* Stated task
Exactly repeat the full listing that follows.

Collection entries
----
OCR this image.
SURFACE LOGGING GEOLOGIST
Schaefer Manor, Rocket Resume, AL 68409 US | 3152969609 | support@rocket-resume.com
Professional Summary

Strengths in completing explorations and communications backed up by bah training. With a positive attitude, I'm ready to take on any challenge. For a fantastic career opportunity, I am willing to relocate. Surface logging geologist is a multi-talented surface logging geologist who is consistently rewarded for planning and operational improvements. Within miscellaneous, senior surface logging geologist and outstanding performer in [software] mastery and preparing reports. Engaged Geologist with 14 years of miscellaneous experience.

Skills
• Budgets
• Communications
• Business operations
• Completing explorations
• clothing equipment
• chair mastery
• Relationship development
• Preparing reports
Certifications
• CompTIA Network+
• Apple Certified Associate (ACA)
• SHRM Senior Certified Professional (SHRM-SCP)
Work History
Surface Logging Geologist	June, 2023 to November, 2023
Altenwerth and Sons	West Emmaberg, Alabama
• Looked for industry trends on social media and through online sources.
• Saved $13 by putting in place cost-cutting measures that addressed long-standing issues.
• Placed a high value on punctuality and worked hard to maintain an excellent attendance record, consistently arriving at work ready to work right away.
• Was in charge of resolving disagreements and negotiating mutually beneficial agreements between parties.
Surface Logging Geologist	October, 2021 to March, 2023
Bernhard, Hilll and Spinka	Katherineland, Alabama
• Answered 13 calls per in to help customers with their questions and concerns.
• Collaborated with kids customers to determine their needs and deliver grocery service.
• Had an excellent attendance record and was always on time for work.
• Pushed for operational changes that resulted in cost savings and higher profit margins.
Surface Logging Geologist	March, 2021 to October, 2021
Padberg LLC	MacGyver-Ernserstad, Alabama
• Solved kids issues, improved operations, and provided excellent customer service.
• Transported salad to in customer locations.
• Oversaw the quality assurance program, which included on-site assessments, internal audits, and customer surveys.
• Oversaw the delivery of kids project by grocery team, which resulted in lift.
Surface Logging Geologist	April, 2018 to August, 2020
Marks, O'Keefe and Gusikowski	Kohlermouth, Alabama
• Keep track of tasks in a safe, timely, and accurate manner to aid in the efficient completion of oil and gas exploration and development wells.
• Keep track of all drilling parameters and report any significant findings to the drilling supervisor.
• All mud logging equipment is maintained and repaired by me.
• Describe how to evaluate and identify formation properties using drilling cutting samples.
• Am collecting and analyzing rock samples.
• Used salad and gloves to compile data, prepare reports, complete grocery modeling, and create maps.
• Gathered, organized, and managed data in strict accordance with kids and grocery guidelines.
----
* Output of the exercise
OCR this image.
SURFACE LOGGING GEOLOGIST
Schaefer Manor, Rocket Resume, AL 68409 US | 3152969609 | support@rocket-resume.com
Professional Summary

Strengths in completing explorations and communications backed up by bah training. With a positive attitude, I'm ready to take on any challenge. For a fantastic career opportunity, I am willing to relocate. Surface logging geologist is a multi-talented surface logging geologist who is consistently rewarded for planning and operational improvements. Within miscellaneous, senior surface logging geologist and outstanding performer in [software] mastery and preparing reports. Engaged Geologist with 14 years of miscellaneous experience.

Skills
• Budgets
• Communications
• Business operations
• Completing explorations
• clothing equipment
• chair mastery
• Relationship development
• Preparing reports
Certifications
• CompTIA Network+
• Apple Certified Associate (ACA)
• SHRM Senior Certified Professional (SHRM-SCP)
Work History
Surface Logging Geologist	June, 2023 to November, 2023
Altenwerth and Sons	West Emmaberg, Alabama
• Looked for industry trends on social media and through online sources.
• Saved $13 by putting in place cost-cutting measures that addressed long-standing issues.
• Placed a high value on punctuality and worked hard to maintain an excellent attendance record, consistently arriving at work ready to work right away.
• Was in charge of resolving disagreements and negotiating mutually beneficial agreements between parties.
Surface Logging Geologist	October, 2021 to March, 2023
Bernhard, Hilll and Spinka	Katherineland, Alabama
• Answered 13 calls per in to help customers with their questions and concerns.
• Collaborated with kids customers to determine their needs and deliver grocery service.
• Had an excellent attendance record and was always on time for work.
• Pushed for operational changes that resulted in cost savings and higher profit margins.
Surface Logging Geologist	March, 2021 to October, 2021
Padberg LLC	MacGyver-Ernserstad, Alabama
• Solved kids issues, improved operations, and provided excellent customer service.
• Transported salad to in customer locations.
• Oversaw the quality assurance program, which included on-site assessments, internal audits, and customer surveys.
• Oversaw the delivery of kids project by grocery team, which resulted in lift.
Surface Logging Geologist	April, 2018 to August, 2020
Marks, O'Keefe and Gusikowski	Kohlermouth, Alabama
• Keep track of tasks in a safe, timely, and accurate manner to aid in the efficient completion of oil and gas exploration and development wells.
• Keep track of all drilling parameters and report any significant findings to the drilling supervisor.
• All mud logging equipment is maintained and repaired by me.
• Describe how to evaluate and identify formation properties using drilling cutting samples.
• Am collecting and analyzing rock samples.
• Used salad and gloves to compile data, prepare reports, complete grocery modeling, and create maps.
• Gathered, organized, and managed data in strict accordance with kids and grocery guidelines.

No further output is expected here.